> **WHAT IS REQUIRED**:
Check each line of the listing below for the string "поверхні", and copy the ones that have it.

> **GIVEN INFORMATION**:
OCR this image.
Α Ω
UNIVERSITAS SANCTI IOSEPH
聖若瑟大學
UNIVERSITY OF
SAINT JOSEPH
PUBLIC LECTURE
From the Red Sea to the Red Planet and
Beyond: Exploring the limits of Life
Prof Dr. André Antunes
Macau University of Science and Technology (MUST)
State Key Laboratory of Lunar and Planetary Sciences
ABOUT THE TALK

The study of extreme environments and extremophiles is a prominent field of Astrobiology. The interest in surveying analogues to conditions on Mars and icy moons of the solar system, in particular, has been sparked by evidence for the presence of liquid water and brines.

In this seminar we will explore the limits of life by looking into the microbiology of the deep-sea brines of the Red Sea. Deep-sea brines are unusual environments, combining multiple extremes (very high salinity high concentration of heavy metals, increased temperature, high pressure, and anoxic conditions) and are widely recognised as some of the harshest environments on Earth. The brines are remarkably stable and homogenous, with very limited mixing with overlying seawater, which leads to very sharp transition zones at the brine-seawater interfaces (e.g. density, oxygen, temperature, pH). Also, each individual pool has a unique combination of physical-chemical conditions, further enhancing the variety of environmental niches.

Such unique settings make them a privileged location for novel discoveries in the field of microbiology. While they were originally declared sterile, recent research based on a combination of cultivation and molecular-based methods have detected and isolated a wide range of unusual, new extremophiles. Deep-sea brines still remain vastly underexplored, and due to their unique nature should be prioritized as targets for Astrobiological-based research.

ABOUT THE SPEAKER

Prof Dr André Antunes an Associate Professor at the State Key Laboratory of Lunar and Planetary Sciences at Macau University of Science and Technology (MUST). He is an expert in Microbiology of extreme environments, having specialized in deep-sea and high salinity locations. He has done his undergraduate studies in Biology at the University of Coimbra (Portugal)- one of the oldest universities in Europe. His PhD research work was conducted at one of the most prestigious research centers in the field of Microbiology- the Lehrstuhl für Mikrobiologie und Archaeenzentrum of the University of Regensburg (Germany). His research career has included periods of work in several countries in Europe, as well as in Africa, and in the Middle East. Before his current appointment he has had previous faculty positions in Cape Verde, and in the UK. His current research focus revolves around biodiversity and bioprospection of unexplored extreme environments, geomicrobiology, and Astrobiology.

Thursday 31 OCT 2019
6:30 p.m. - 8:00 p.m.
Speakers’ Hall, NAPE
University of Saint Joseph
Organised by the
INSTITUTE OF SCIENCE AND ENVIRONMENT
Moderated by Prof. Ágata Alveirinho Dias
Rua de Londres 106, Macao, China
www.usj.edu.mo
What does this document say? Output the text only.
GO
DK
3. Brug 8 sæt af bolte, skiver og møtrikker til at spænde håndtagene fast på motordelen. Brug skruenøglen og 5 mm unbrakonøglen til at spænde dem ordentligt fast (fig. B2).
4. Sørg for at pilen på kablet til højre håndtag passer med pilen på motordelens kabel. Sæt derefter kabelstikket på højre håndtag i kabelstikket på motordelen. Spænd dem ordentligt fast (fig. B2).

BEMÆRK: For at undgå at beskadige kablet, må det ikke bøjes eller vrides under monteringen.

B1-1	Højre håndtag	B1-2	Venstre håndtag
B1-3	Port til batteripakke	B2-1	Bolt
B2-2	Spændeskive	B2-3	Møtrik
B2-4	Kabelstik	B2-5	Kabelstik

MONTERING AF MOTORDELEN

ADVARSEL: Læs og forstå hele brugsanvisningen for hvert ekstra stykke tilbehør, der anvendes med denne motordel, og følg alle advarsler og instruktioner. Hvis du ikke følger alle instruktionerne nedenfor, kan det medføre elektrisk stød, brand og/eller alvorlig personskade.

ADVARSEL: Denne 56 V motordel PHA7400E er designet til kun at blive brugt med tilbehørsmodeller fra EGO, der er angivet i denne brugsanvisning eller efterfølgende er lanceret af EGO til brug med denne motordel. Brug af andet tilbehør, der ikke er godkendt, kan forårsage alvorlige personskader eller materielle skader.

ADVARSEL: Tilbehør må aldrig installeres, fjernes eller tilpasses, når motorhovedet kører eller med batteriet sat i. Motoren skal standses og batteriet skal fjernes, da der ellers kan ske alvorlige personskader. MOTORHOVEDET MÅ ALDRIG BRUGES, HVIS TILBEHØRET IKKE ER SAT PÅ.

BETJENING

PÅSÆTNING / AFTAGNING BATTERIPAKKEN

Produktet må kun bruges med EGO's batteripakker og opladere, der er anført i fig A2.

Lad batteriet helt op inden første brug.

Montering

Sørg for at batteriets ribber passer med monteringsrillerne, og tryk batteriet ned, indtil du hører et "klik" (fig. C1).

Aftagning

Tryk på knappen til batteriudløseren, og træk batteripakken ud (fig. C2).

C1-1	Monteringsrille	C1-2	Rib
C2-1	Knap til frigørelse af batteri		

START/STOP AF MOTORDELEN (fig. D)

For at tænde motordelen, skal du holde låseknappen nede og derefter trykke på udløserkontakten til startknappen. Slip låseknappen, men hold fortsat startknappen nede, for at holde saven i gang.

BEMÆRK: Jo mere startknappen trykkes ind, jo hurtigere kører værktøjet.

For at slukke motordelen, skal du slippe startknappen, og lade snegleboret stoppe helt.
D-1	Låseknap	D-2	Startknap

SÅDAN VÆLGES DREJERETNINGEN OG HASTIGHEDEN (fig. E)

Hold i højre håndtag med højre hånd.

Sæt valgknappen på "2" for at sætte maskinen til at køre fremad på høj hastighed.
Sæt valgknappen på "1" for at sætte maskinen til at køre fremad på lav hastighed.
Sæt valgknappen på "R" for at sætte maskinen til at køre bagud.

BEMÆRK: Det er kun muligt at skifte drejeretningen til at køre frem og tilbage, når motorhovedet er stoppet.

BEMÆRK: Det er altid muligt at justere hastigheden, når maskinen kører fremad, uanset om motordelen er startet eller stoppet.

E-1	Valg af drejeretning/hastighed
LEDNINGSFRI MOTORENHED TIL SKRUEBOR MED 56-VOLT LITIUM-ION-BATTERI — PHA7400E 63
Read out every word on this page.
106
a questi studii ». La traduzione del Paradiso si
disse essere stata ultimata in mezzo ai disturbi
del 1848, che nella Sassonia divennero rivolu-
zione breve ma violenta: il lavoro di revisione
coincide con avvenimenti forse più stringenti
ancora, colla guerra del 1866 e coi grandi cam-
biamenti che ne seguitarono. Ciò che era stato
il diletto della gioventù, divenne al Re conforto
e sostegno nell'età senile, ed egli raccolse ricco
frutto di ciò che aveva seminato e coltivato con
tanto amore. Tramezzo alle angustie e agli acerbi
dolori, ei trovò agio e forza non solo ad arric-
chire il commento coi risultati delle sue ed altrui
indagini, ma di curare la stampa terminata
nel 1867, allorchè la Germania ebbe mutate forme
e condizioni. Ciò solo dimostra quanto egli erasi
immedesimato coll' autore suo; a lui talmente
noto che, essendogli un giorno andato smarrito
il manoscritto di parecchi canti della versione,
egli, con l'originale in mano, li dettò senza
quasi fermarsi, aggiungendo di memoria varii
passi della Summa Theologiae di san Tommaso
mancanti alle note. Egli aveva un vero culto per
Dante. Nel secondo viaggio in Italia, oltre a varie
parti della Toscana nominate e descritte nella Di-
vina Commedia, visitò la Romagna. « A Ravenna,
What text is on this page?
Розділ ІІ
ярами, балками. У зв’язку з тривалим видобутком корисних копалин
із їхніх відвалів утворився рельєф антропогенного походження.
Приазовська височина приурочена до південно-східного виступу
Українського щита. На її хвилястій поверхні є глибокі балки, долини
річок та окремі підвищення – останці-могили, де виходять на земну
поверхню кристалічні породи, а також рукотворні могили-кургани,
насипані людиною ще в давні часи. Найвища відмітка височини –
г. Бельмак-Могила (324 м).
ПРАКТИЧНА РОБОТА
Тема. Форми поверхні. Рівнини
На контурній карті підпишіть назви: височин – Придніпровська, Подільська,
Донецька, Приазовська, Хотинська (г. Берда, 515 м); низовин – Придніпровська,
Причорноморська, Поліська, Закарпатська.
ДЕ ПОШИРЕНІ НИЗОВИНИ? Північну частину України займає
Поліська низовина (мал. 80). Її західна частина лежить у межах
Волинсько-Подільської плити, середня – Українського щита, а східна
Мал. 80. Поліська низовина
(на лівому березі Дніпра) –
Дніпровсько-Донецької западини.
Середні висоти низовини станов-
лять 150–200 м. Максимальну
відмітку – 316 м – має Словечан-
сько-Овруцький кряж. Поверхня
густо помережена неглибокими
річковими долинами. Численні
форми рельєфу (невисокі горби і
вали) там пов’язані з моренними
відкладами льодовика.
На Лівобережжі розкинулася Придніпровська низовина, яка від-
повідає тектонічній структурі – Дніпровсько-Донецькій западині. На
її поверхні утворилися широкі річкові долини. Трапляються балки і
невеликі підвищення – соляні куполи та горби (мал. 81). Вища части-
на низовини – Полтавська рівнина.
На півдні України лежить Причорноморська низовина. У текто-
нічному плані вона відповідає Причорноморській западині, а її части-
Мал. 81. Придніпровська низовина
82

> **OUTPUT OF THE TASK**:
Українського щита. На її хвилястій поверхні є глибокі балки, долини
Тема. Форми поверхні. Рівнини
її поверхні утворилися широкі річкові долини. Трапляються балки і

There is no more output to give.